-- Begin INPUT ROWS --

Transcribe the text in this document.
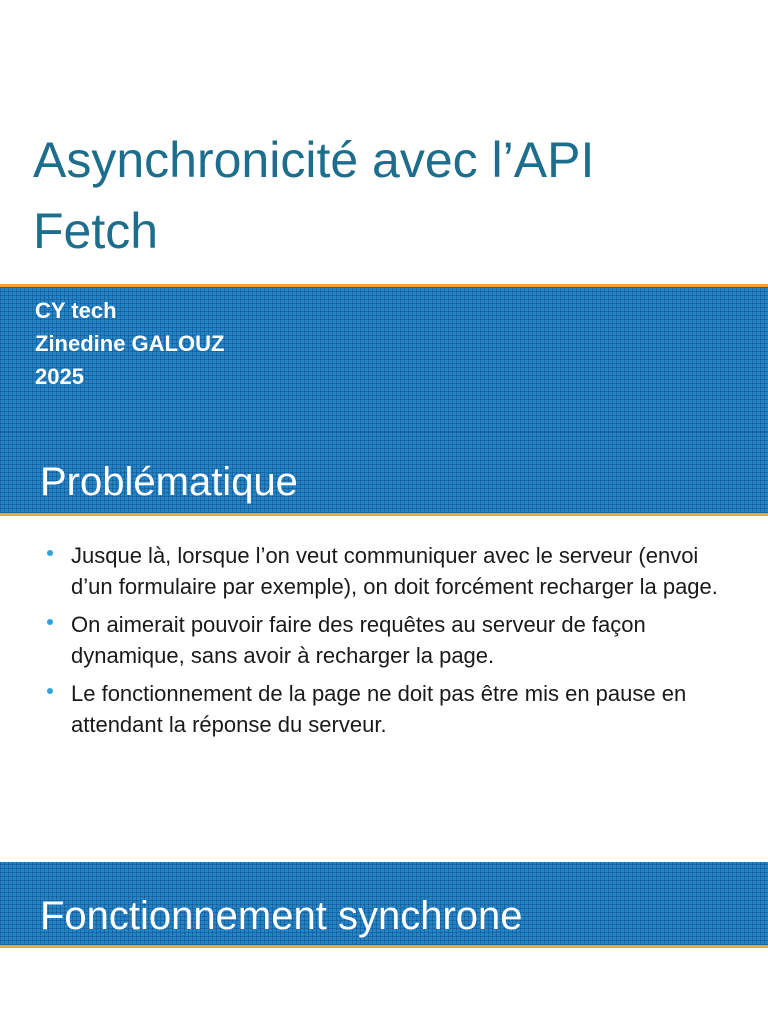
Asynchronicité avec l’API Fetch
CY tech
Zinedine GALOUZ
2025
Problématique
Jusque là, lorsque l’on veut communiquer avec le serveur (envoi d’un formulaire par exemple), on doit forcément recharger la page.
On aimerait pouvoir faire des requêtes au serveur de façon dynamique, sans avoir à recharger la page.
Le fonctionnement de la page ne doit pas être mis en pause en attendant la réponse du serveur.
Fonctionnement synchrone
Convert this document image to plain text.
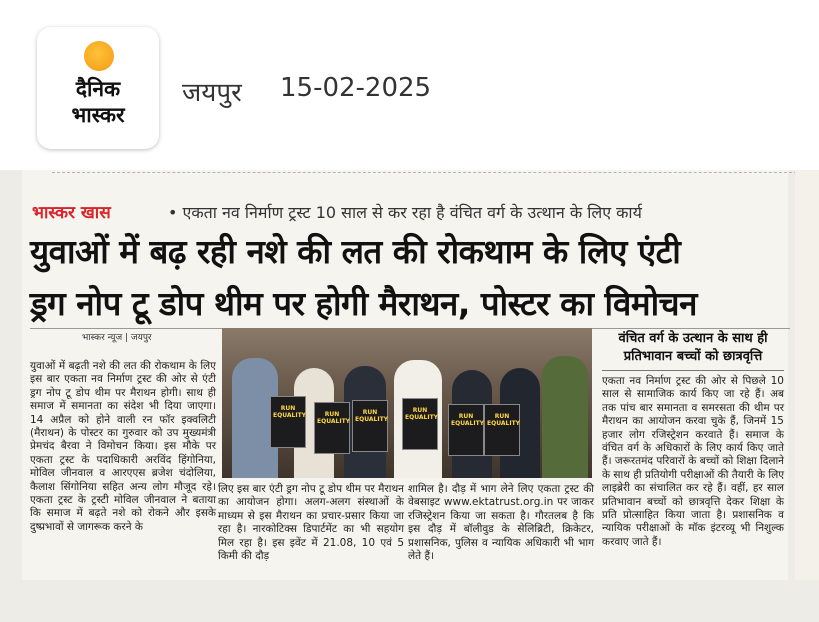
दैनिक
भास्कर
जयपुर 15-02-2025
भास्कर खास	• एकता नव निर्माण ट्रस्ट 10 साल से कर रहा है वंचित वर्ग के उत्थान के लिए कार्य
युवाओं में बढ़ रही नशे की लत की रोकथाम के लिए एंटी
ड्रग नोप टू डोप थीम पर होगी मैराथन, पोस्टर का विमोचन
भास्कर न्यूज | जयपुर
युवाओं में बढ़ती नशे की लत की रोकथाम के लिए इस बार एकता नव निर्माण ट्रस्ट की ओर से एंटी ड्रग नोप टू डोप थीम पर मैराथन होगी। साथ ही समाज में समानता का संदेश भी दिया जाएगा। 14 अप्रैल को होने वाली रन फॉर इक्वलिटी (मैराथन) के पोस्टर का गुरुवार को उप मुख्यमंत्री प्रेमचंद बैरवा ने विमोचन किया। इस मौके पर एकता ट्रस्ट के पदाधिकारी अरविंद हिंगोनिया, मोविल जीनवाल व आरएएस ब्रजेश चंदोलिया, कैलाश सिंगोनिया सहित अन्य लोग मौजूद रहे। एकता ट्रस्ट के ट्रस्टी मोविल जीनवाल ने बताया कि समाज में बढ़ते नशे को रोकने और इसके दुष्प्रभावों से जागरूक करने के
RUN EQUALITY	RUN EQUALITY
RUN EQUALITY
RUN EQUALITY	RUN EQUALITY
RUN EQUALITY
लिए इस बार एंटी ड्रग नोप टू डोप थीम पर मैराथन का आयोजन होगा। अलग-अलग संस्थाओं के माध्यम से इस मैराथन का प्रचार-प्रसार किया जा रहा है। नारकोटिक्स डिपार्टमेंट का भी सहयोग मिल रहा है। इस इवेंट में 21.08, 10 एवं 5 किमी की दौड़
शामिल है। दौड़ में भाग लेने लिए एकता ट्रस्ट की वेबसाइट www.ektatrust.org.in पर जाकर रजिस्ट्रेशन किया जा सकता है। गौरतलब है कि इस दौड़ में बॉलीवुड के सेलिब्रिटी, क्रिकेटर, प्रशासनिक, पुलिस व न्यायिक अधिकारी भी भाग लेते हैं।
वंचित वर्ग के उत्थान के साथ ही प्रतिभावान बच्चों को छात्रवृत्ति
एकता नव निर्माण ट्रस्ट की ओर से पिछले 10 साल से सामाजिक कार्य किए जा रहे हैं। अब तक पांच बार समानता व समरसता की थीम पर मैराथन का आयोजन करवा चुके हैं, जिनमें 15 हजार लोग रजिस्ट्रेशन करवाते हैं। समाज के वंचित वर्ग के अधिकारों के लिए कार्य किए जाते हैं। जरूरतमंद परिवारों के बच्चों को शिक्षा दिलाने के साथ ही प्रतियोगी परीक्षाओं की तैयारी के लिए लाइब्रेरी का संचालित कर रहे हैं। वहीं, हर साल प्रतिभावान बच्चों को छात्रवृत्ति देकर शिक्षा के प्रति प्रोत्साहित किया जाता है। प्रशासनिक व न्यायिक परीक्षाओं के मॉक इंटरव्यू भी निशुल्क करवाए जाते हैं।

-- End INPUT ROWS --

# WHAT YOU HAVE TO DO
Pick out each line that holds the string "text".

# OUTPUT BELOW
Transcribe the text in this document.
Convert this document image to plain text.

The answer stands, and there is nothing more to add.